◆ **Task requirements**
Transcribe the material word for word, but without the images.

** START **

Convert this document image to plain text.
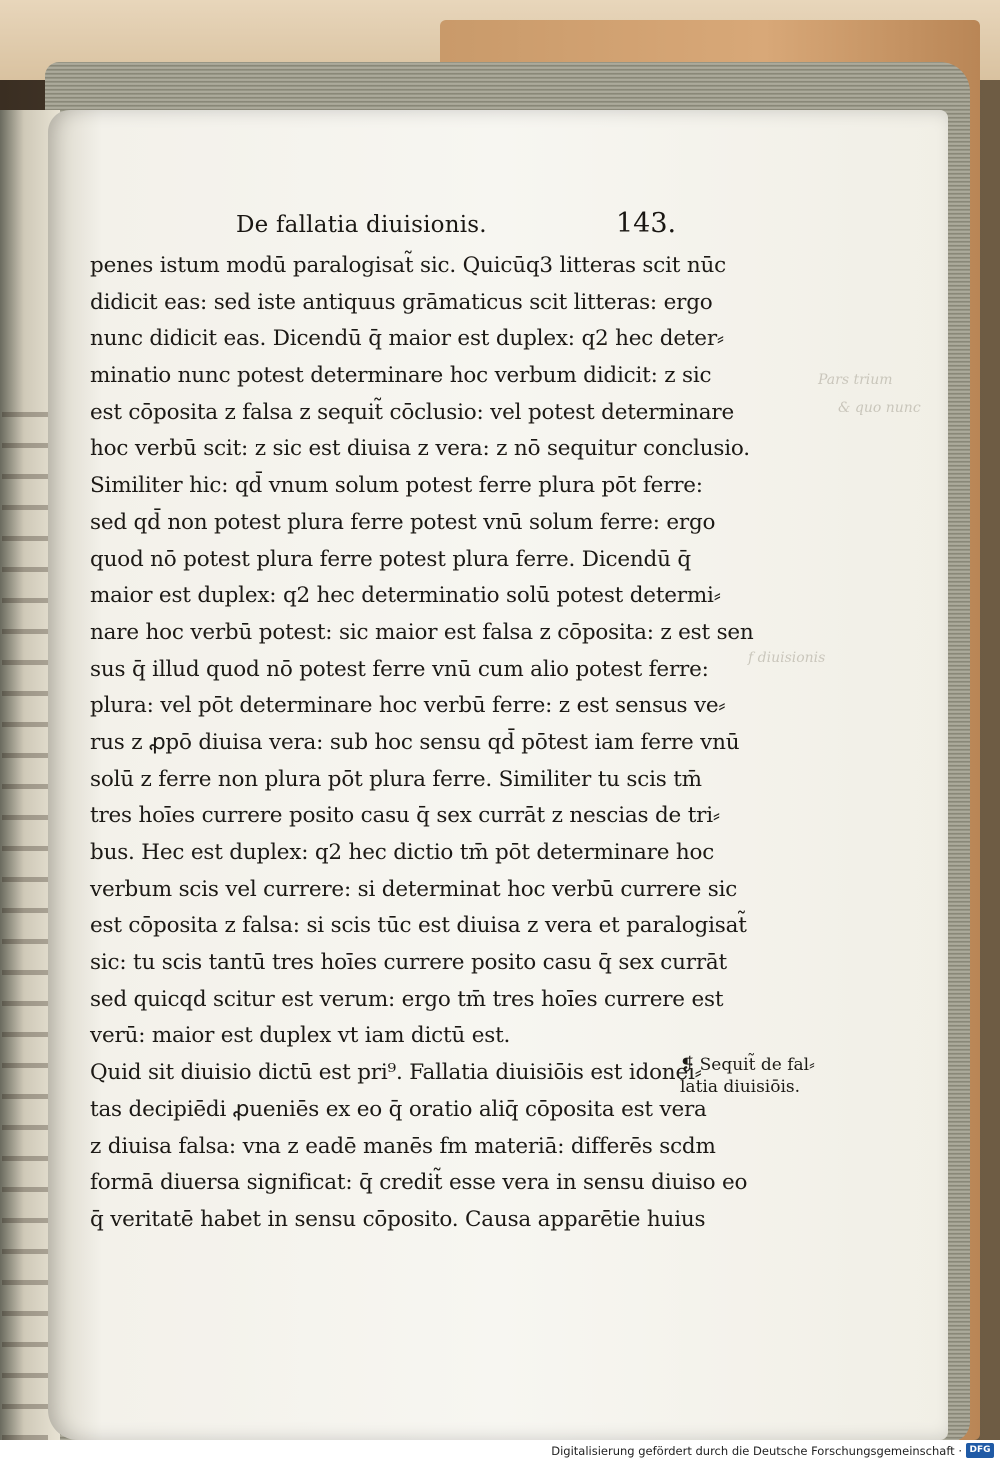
Pars trium
& quo nunc
f diuisionis
De fallatia diuisionis.	143.
penes istum modū paralogisat̃ sic. Quicūq3 litteras scit nūc
didicit eas: sed iste antiquus grāmaticus scit litteras: ergo
nunc didicit eas. Dicendū q̄ maior est duplex: q2 hec deter⸗
minatio nunc potest determinare hoc verbum didicit: z sic
est cōposita z falsa z sequit̃ cōclusio: vel potest determinare
hoc verbū scit: z sic est diuisa z vera: z nō sequitur conclusio.
Similiter hic: qd̄ vnum solum potest ferre plura pōt ferre:
sed qd̄ non potest plura ferre potest vnū solum ferre: ergo
quod nō potest plura ferre potest plura ferre. Dicendū q̄
maior est duplex: q2 hec determinatio solū potest determi⸗
nare hoc verbū potest: sic maior est falsa z cōposita: z est sen
sus q̄ illud quod nō potest ferre vnū cum alio potest ferre:
plura: vel pōt determinare hoc verbū ferre: z est sensus ve⸗
rus z ꝓpō diuisa vera: sub hoc sensu qd̄ pōtest iam ferre vnū
solū z ferre non plura pōt plura ferre. Similiter tu scis tm̄
tres hoīes currere posito casu q̄ sex currāt z nescias de tri⸗
bus. Hec est duplex: q2 hec dictio tm̄ pōt determinare hoc
verbum scis vel currere: si determinat hoc verbū currere sic
est cōposita z falsa: si scis tūc est diuisa z vera et paralogisat̃
sic: tu scis tantū tres hoīes currere posito casu q̄ sex currāt
sed quicqd scitur est verum: ergo tm̄ tres hoīes currere est
verū: maior est duplex vt iam dictū est.
Quid sit diuisio dictū est pri⁹. Fallatia diuisiōis est idonei⸗
tas decipiēdi ꝓueniēs ex eo q̄ oratio aliq̄ cōposita est vera
z diuisa falsa: vna z eadē manēs fm materiā: differēs scdm
formā diuersa significat: q̄ credit̃ esse vera in sensu diuiso eo
q̄ veritatē habet in sensu cōposito. Causa apparētie huius
❡ Sequit̃ de fal⸗
latia diuisiōis.
Digitalisierung gefördert durch die Deutsche Forschungsgemeinschaft · DFG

** END **

◆ **Output of the task**
Convert this document image to plain text.
Pars trium
& quo nunc
f diuisionis
De fallatia diuisionis.	143.
penes istum modū paralogisat̃ sic. Quicūq3 litteras scit nūc
didicit eas: sed iste antiquus grāmaticus scit litteras: ergo
nunc didicit eas. Dicendū q̄ maior est duplex: q2 hec deter⸗
minatio nunc potest determinare hoc verbum didicit: z sic
est cōposita z falsa z sequit̃ cōclusio: vel potest determinare
hoc verbū scit: z sic est diuisa z vera: z nō sequitur conclusio.
Similiter hic: qd̄ vnum solum potest ferre plura pōt ferre:
sed qd̄ non potest plura ferre potest vnū solum ferre: ergo
quod nō potest plura ferre potest plura ferre. Dicendū q̄
maior est duplex: q2 hec determinatio solū potest determi⸗
nare hoc verbū potest: sic maior est falsa z cōposita: z est sen
sus q̄ illud quod nō potest ferre vnū cum alio potest ferre:
plura: vel pōt determinare hoc verbū ferre: z est sensus ve⸗
rus z ꝓpō diuisa vera: sub hoc sensu qd̄ pōtest iam ferre vnū
solū z ferre non plura pōt plura ferre. Similiter tu scis tm̄
tres hoīes currere posito casu q̄ sex currāt z nescias de tri⸗
bus. Hec est duplex: q2 hec dictio tm̄ pōt determinare hoc
verbum scis vel currere: si determinat hoc verbū currere sic
est cōposita z falsa: si scis tūc est diuisa z vera et paralogisat̃
sic: tu scis tantū tres hoīes currere posito casu q̄ sex currāt
sed quicqd scitur est verum: ergo tm̄ tres hoīes currere est
verū: maior est duplex vt iam dictū est.
Quid sit diuisio dictū est pri⁹. Fallatia diuisiōis est idonei⸗
tas decipiēdi ꝓueniēs ex eo q̄ oratio aliq̄ cōposita est vera
z diuisa falsa: vna z eadē manēs fm materiā: differēs scdm
formā diuersa significat: q̄ credit̃ esse vera in sensu diuiso eo
q̄ veritatē habet in sensu cōposito. Causa apparētie huius
❡ Sequit̃ de fal⸗
latia diuisiōis.
Digitalisierung gefördert durch die Deutsche Forschungsgemeinschaft · DFG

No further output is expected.